(Dataset entries)
— Start —
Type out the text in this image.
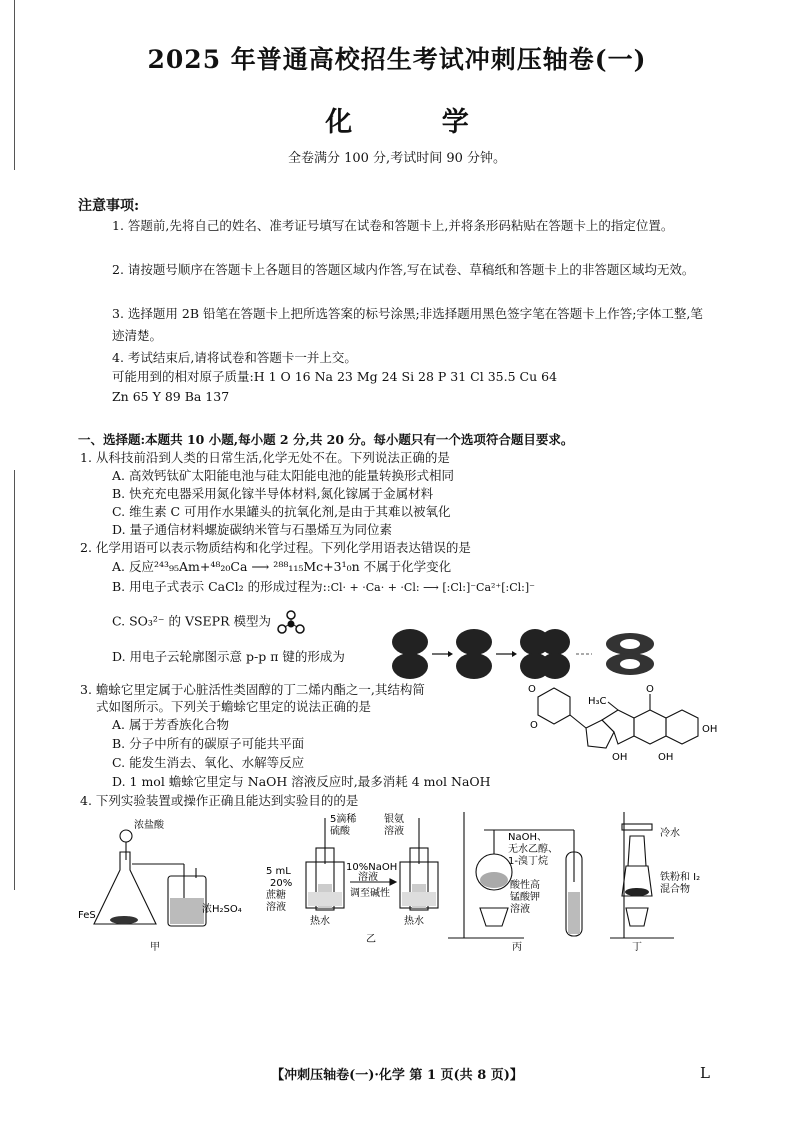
2025 年普通高校招生考试冲刺压轴卷(一)
化 学
全卷满分 100 分,考试时间 90 分钟。
注意事项:
1. 答题前,先将自己的姓名、准考证号填写在试卷和答题卡上,并将条形码粘贴在答题卡上的指定位置。
2. 请按题号顺序在答题卡上各题目的答题区域内作答,写在试卷、草稿纸和答题卡上的非答题区域均无效。
3. 选择题用 2B 铅笔在答题卡上把所选答案的标号涂黑;非选择题用黑色签字笔在答题卡上作答;字体工整,笔迹清楚。
4. 考试结束后,请将试卷和答题卡一并上交。
可能用到的相对原子质量:H 1 O 16 Na 23 Mg 24 Si 28 P 31 Cl 35.5 Cu 64
Zn 65 Y 89 Ba 137
一、选择题:本题共 10 小题,每小题 2 分,共 20 分。每小题只有一个选项符合题目要求。
1. 从科技前沿到人类的日常生活,化学无处不在。下列说法正确的是
A. 高效钙钛矿太阳能电池与硅太阳能电池的能量转换形式相同
B. 快充充电器采用氮化镓半导体材料,氮化镓属于金属材料
C. 维生素 C 可用作水果罐头的抗氧化剂,是由于其难以被氧化
D. 量子通信材料螺旋碳纳米管与石墨烯互为同位素
2. 化学用语可以表示物质结构和化学过程。下列化学用语表达错误的是
A. 反应²⁴³₉₅Am+⁴⁸₂₀Ca ⟶ ²⁸⁸₁₁₅Mc+3¹₀n 不属于化学变化
B. 用电子式表示 CaCl₂ 的形成过程为::Cl· + ·Ca· + ·Cl: ⟶ [:Cl:]⁻Ca²⁺[:Cl:]⁻
C. SO₃²⁻ 的 VSEPR 模型为
D. 用电子云轮廓图示意 p-p π 键的形成为
3. 蟾蜍它里定属于心脏活性类固醇的丁二烯内酯之一,其结构简
式如图所示。下列关于蟾蜍它里定的说法正确的是
A. 属于芳香族化合物
B. 分子中所有的碳原子可能共平面
C. 能发生消去、氧化、水解等反应
D. 1 mol 蟾蜍它里定与 NaOH 溶液反应时,最多消耗 4 mol NaOH
O
O
H₃C
O
OH
OH	OH
4. 下列实验装置或操作正确且能达到实验目的的是
浓盐酸
FeS
浓H₂SO₄
甲
5滴稀
硫酸
银氨
溶液
5 mL
20%
蔗糖
溶液
10%NaOH
溶液
调至碱性
热水	热水
乙
NaOH、
无水乙醇、
1-溴丁烷
酸性高
锰酸钾
溶液
丙
冷水
铁粉和 I₂
混合物
丁
【冲刺压轴卷(一)·化学 第 1 页(共 8 页)】	L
— End —
:: REQUIRED TASK ::
Each line in the records above should be reproduced exactly; images are not copied.

:: RESPONSE TO THE EXERCISE ::
Type out the text in this image.
2025 年普通高校招生考试冲刺压轴卷(一)
化 学
全卷满分 100 分,考试时间 90 分钟。
注意事项:
1. 答题前,先将自己的姓名、准考证号填写在试卷和答题卡上,并将条形码粘贴在答题卡上的指定位置。
2. 请按题号顺序在答题卡上各题目的答题区域内作答,写在试卷、草稿纸和答题卡上的非答题区域均无效。
3. 选择题用 2B 铅笔在答题卡上把所选答案的标号涂黑;非选择题用黑色签字笔在答题卡上作答;字体工整,笔迹清楚。
4. 考试结束后,请将试卷和答题卡一并上交。
可能用到的相对原子质量:H 1 O 16 Na 23 Mg 24 Si 28 P 31 Cl 35.5 Cu 64
Zn 65 Y 89 Ba 137
一、选择题:本题共 10 小题,每小题 2 分,共 20 分。每小题只有一个选项符合题目要求。
1. 从科技前沿到人类的日常生活,化学无处不在。下列说法正确的是
A. 高效钙钛矿太阳能电池与硅太阳能电池的能量转换形式相同
B. 快充充电器采用氮化镓半导体材料,氮化镓属于金属材料
C. 维生素 C 可用作水果罐头的抗氧化剂,是由于其难以被氧化
D. 量子通信材料螺旋碳纳米管与石墨烯互为同位素
2. 化学用语可以表示物质结构和化学过程。下列化学用语表达错误的是
A. 反应²⁴³₉₅Am+⁴⁸₂₀Ca ⟶ ²⁸⁸₁₁₅Mc+3¹₀n 不属于化学变化
B. 用电子式表示 CaCl₂ 的形成过程为::Cl· + ·Ca· + ·Cl: ⟶ [:Cl:]⁻Ca²⁺[:Cl:]⁻
C. SO₃²⁻ 的 VSEPR 模型为
D. 用电子云轮廓图示意 p-p π 键的形成为
3. 蟾蜍它里定属于心脏活性类固醇的丁二烯内酯之一,其结构简
式如图所示。下列关于蟾蜍它里定的说法正确的是
A. 属于芳香族化合物
B. 分子中所有的碳原子可能共平面
C. 能发生消去、氧化、水解等反应
D. 1 mol 蟾蜍它里定与 NaOH 溶液反应时,最多消耗 4 mol NaOH
O
O
H₃C
O
OH
OH	OH
4. 下列实验装置或操作正确且能达到实验目的的是
浓盐酸
FeS
浓H₂SO₄
甲
5滴稀
硫酸
银氨
溶液
5 mL
20%
蔗糖
溶液
10%NaOH
溶液
调至碱性
热水	热水
乙
NaOH、
无水乙醇、
1-溴丁烷
酸性高
锰酸钾
溶液
丙
冷水
铁粉和 I₂
混合物
丁
【冲刺压轴卷(一)·化学 第 1 页(共 8 页)】	L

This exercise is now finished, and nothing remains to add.